Copy nothing but the text: repeat each entry exactly and drop the images.

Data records
%%
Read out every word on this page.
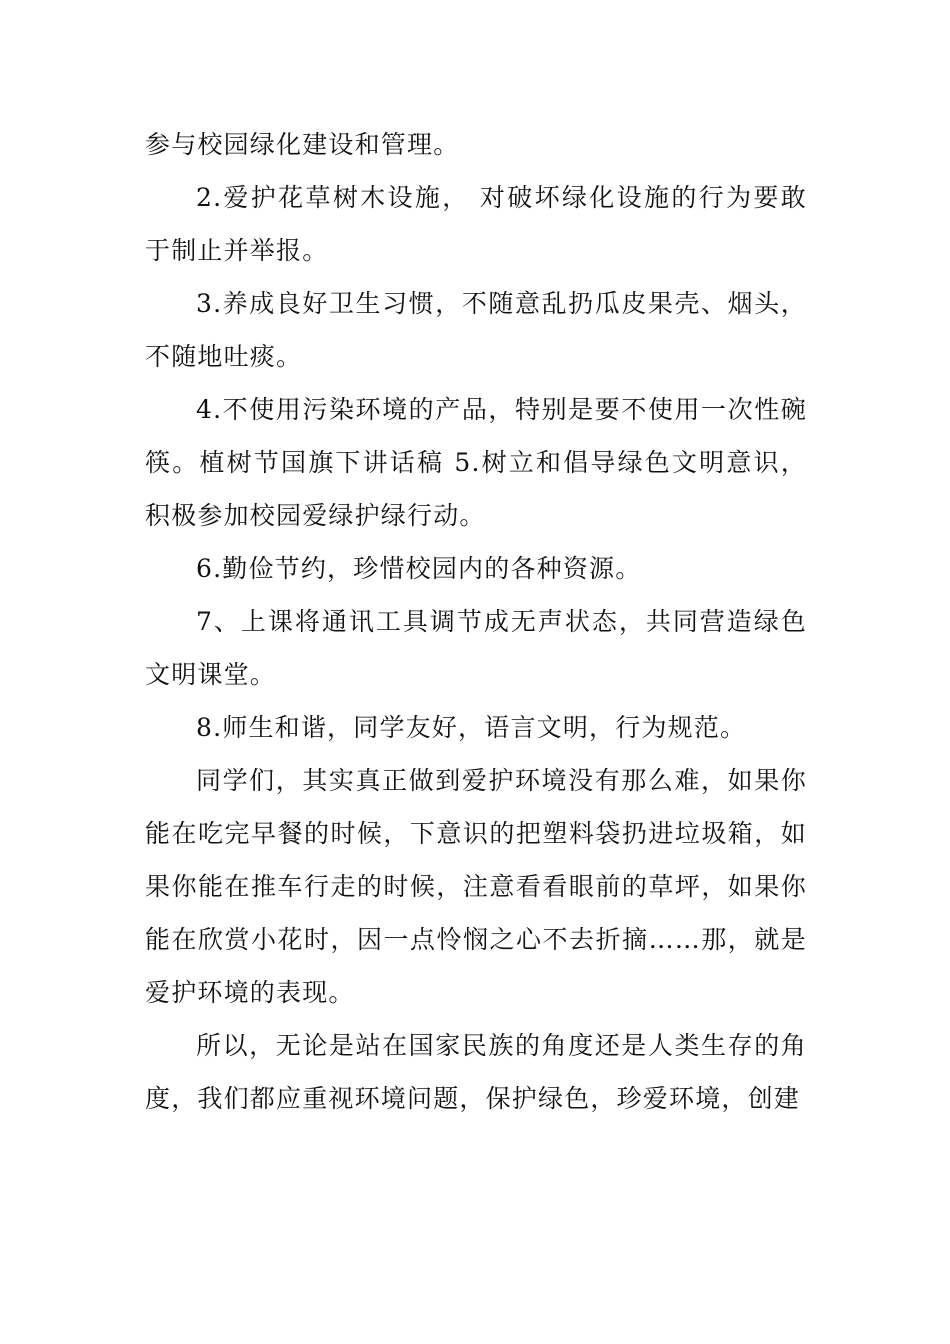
参与校园绿化建设和管理。

2.爱护花草树木设施， 对破坏绿化设施的行为要敢于制止并举报。

3.养成良好卫生习惯，不随意乱扔瓜皮果壳、烟头，不随地吐痰。

4.不使用污染环境的产品，特别是要不使用一次性碗筷。植树节国旗下讲话稿 5.树立和倡导绿色文明意识，积极参加校园爱绿护绿行动。

6.勤俭节约，珍惜校园内的各种资源。

7、上课将通讯工具调节成无声状态，共同营造绿色文明课堂。

8.师生和谐，同学友好，语言文明，行为规范。

同学们，其实真正做到爱护环境没有那么难，如果你能在吃完早餐的时候，下意识的把塑料袋扔进垃圾箱，如果你能在推车行走的时候，注意看看眼前的草坪，如果你能在欣赏小花时，因一点怜悯之心不去折摘……那，就是爱护环境的表现。

所以，无论是站在国家民族的角度还是人类生存的角度，我们都应重视环境问题，保护绿色，珍爱环境，创建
%%
| Exercise response |
Read out every word on this page.
参与校园绿化建设和管理。

2.爱护花草树木设施， 对破坏绿化设施的行为要敢于制止并举报。

3.养成良好卫生习惯，不随意乱扔瓜皮果壳、烟头，不随地吐痰。

4.不使用污染环境的产品，特别是要不使用一次性碗筷。植树节国旗下讲话稿 5.树立和倡导绿色文明意识，积极参加校园爱绿护绿行动。

6.勤俭节约，珍惜校园内的各种资源。

7、上课将通讯工具调节成无声状态，共同营造绿色文明课堂。

8.师生和谐，同学友好，语言文明，行为规范。

同学们，其实真正做到爱护环境没有那么难，如果你能在吃完早餐的时候，下意识的把塑料袋扔进垃圾箱，如果你能在推车行走的时候，注意看看眼前的草坪，如果你能在欣赏小花时，因一点怜悯之心不去折摘……那，就是爱护环境的表现。

所以，无论是站在国家民族的角度还是人类生存的角度，我们都应重视环境问题，保护绿色，珍爱环境，创建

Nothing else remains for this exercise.